● **Exercise prompt**:
Your task is to transcribe the data in full.
## Start Data provided
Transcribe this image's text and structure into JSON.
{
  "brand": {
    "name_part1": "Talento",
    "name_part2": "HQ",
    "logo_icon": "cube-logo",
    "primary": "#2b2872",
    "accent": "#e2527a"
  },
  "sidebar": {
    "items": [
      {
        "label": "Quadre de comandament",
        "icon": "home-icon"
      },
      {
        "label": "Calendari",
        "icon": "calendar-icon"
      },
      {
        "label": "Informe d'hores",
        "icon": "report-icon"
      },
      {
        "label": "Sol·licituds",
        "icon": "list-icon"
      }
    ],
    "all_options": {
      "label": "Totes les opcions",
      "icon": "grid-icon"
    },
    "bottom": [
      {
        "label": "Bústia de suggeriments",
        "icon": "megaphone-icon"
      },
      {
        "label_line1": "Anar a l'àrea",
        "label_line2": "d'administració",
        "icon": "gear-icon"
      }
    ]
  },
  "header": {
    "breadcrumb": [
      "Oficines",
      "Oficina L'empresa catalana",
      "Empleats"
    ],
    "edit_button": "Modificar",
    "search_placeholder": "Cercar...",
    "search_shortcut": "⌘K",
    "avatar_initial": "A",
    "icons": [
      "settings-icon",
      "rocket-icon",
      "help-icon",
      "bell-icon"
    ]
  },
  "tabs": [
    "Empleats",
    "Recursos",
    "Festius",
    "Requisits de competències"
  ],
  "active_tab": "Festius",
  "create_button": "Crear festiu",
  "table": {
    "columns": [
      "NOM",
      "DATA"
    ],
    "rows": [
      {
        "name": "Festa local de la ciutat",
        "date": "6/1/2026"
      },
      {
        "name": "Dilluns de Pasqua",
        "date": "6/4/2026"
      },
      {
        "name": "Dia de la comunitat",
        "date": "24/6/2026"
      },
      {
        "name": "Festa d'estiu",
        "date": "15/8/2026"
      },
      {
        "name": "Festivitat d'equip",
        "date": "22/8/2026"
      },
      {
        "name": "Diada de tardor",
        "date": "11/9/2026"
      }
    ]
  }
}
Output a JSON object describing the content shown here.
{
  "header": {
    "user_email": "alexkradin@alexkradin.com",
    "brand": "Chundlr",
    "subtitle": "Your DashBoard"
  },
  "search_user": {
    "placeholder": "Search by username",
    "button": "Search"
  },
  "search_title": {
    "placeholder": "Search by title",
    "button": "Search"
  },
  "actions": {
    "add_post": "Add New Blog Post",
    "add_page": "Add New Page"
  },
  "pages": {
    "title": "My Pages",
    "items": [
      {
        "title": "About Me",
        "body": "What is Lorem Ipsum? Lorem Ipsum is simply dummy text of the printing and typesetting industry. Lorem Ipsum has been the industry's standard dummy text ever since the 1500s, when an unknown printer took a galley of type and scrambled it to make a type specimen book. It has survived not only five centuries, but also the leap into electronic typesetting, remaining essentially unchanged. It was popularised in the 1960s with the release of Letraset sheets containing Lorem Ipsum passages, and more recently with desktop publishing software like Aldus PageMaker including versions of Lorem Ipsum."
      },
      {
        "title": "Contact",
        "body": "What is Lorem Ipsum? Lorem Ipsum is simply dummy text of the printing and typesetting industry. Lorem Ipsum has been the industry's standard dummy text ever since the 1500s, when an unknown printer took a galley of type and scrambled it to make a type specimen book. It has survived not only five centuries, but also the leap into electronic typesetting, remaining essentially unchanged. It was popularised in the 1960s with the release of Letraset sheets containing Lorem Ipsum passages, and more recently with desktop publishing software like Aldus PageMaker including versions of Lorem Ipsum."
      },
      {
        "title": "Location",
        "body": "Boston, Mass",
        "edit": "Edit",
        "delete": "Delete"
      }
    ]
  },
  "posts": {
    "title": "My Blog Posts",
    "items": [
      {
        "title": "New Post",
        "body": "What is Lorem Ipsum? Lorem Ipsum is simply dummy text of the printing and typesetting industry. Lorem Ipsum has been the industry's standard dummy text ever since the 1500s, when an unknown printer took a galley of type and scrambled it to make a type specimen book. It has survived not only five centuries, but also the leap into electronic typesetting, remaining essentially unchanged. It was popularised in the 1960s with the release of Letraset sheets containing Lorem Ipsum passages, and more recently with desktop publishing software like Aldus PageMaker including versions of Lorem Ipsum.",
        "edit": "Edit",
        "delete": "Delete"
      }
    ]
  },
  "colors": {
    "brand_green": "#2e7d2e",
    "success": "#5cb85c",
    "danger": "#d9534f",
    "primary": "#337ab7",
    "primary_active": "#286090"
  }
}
## End Data provided
● **Task result**:
Transcribe this image's text and structure into JSON.
{
  "brand": {
    "name_part1": "Talento",
    "name_part2": "HQ",
    "logo_icon": "cube-logo",
    "primary": "#2b2872",
    "accent": "#e2527a"
  },
  "sidebar": {
    "items": [
      {
        "label": "Quadre de comandament",
        "icon": "home-icon"
      },
      {
        "label": "Calendari",
        "icon": "calendar-icon"
      },
      {
        "label": "Informe d'hores",
        "icon": "report-icon"
      },
      {
        "label": "Sol·licituds",
        "icon": "list-icon"
      }
    ],
    "all_options": {
      "label": "Totes les opcions",
      "icon": "grid-icon"
    },
    "bottom": [
      {
        "label": "Bústia de suggeriments",
        "icon": "megaphone-icon"
      },
      {
        "label_line1": "Anar a l'àrea",
        "label_line2": "d'administració",
        "icon": "gear-icon"
      }
    ]
  },
  "header": {
    "breadcrumb": [
      "Oficines",
      "Oficina L'empresa catalana",
      "Empleats"
    ],
    "edit_button": "Modificar",
    "search_placeholder": "Cercar...",
    "search_shortcut": "⌘K",
    "avatar_initial": "A",
    "icons": [
      "settings-icon",
      "rocket-icon",
      "help-icon",
      "bell-icon"
    ]
  },
  "tabs": [
    "Empleats",
    "Recursos",
    "Festius",
    "Requisits de competències"
  ],
  "active_tab": "Festius",
  "create_button": "Crear festiu",
  "table": {
    "columns": [
      "NOM",
      "DATA"
    ],
    "rows": [
      {
        "name": "Festa local de la ciutat",
        "date": "6/1/2026"
      },
      {
        "name": "Dilluns de Pasqua",
        "date": "6/4/2026"
      },
      {
        "name": "Dia de la comunitat",
        "date": "24/6/2026"
      },
      {
        "name": "Festa d'estiu",
        "date": "15/8/2026"
      },
      {
        "name": "Festivitat d'equip",
        "date": "22/8/2026"
      },
      {
        "name": "Diada de tardor",
        "date": "11/9/2026"
      }
    ]
  }
}
Output a JSON object describing the content shown here.
{
  "header": {
    "user_email": "alexkradin@alexkradin.com",
    "brand": "Chundlr",
    "subtitle": "Your DashBoard"
  },
  "search_user": {
    "placeholder": "Search by username",
    "button": "Search"
  },
  "search_title": {
    "placeholder": "Search by title",
    "button": "Search"
  },
  "actions": {
    "add_post": "Add New Blog Post",
    "add_page": "Add New Page"
  },
  "pages": {
    "title": "My Pages",
    "items": [
      {
        "title": "About Me",
        "body": "What is Lorem Ipsum? Lorem Ipsum is simply dummy text of the printing and typesetting industry. Lorem Ipsum has been the industry's standard dummy text ever since the 1500s, when an unknown printer took a galley of type and scrambled it to make a type specimen book. It has survived not only five centuries, but also the leap into electronic typesetting, remaining essentially unchanged. It was popularised in the 1960s with the release of Letraset sheets containing Lorem Ipsum passages, and more recently with desktop publishing software like Aldus PageMaker including versions of Lorem Ipsum."
      },
      {
        "title": "Contact",
        "body": "What is Lorem Ipsum? Lorem Ipsum is simply dummy text of the printing and typesetting industry. Lorem Ipsum has been the industry's standard dummy text ever since the 1500s, when an unknown printer took a galley of type and scrambled it to make a type specimen book. It has survived not only five centuries, but also the leap into electronic typesetting, remaining essentially unchanged. It was popularised in the 1960s with the release of Letraset sheets containing Lorem Ipsum passages, and more recently with desktop publishing software like Aldus PageMaker including versions of Lorem Ipsum."
      },
      {
        "title": "Location",
        "body": "Boston, Mass",
        "edit": "Edit",
        "delete": "Delete"
      }
    ]
  },
  "posts": {
    "title": "My Blog Posts",
    "items": [
      {
        "title": "New Post",
        "body": "What is Lorem Ipsum? Lorem Ipsum is simply dummy text of the printing and typesetting industry. Lorem Ipsum has been the industry's standard dummy text ever since the 1500s, when an unknown printer took a galley of type and scrambled it to make a type specimen book. It has survived not only five centuries, but also the leap into electronic typesetting, remaining essentially unchanged. It was popularised in the 1960s with the release of Letraset sheets containing Lorem Ipsum passages, and more recently with desktop publishing software like Aldus PageMaker including versions of Lorem Ipsum.",
        "edit": "Edit",
        "delete": "Delete"
      }
    ]
  },
  "colors": {
    "brand_green": "#2e7d2e",
    "success": "#5cb85c",
    "danger": "#d9534f",
    "primary": "#337ab7",
    "primary_active": "#286090"
  }
}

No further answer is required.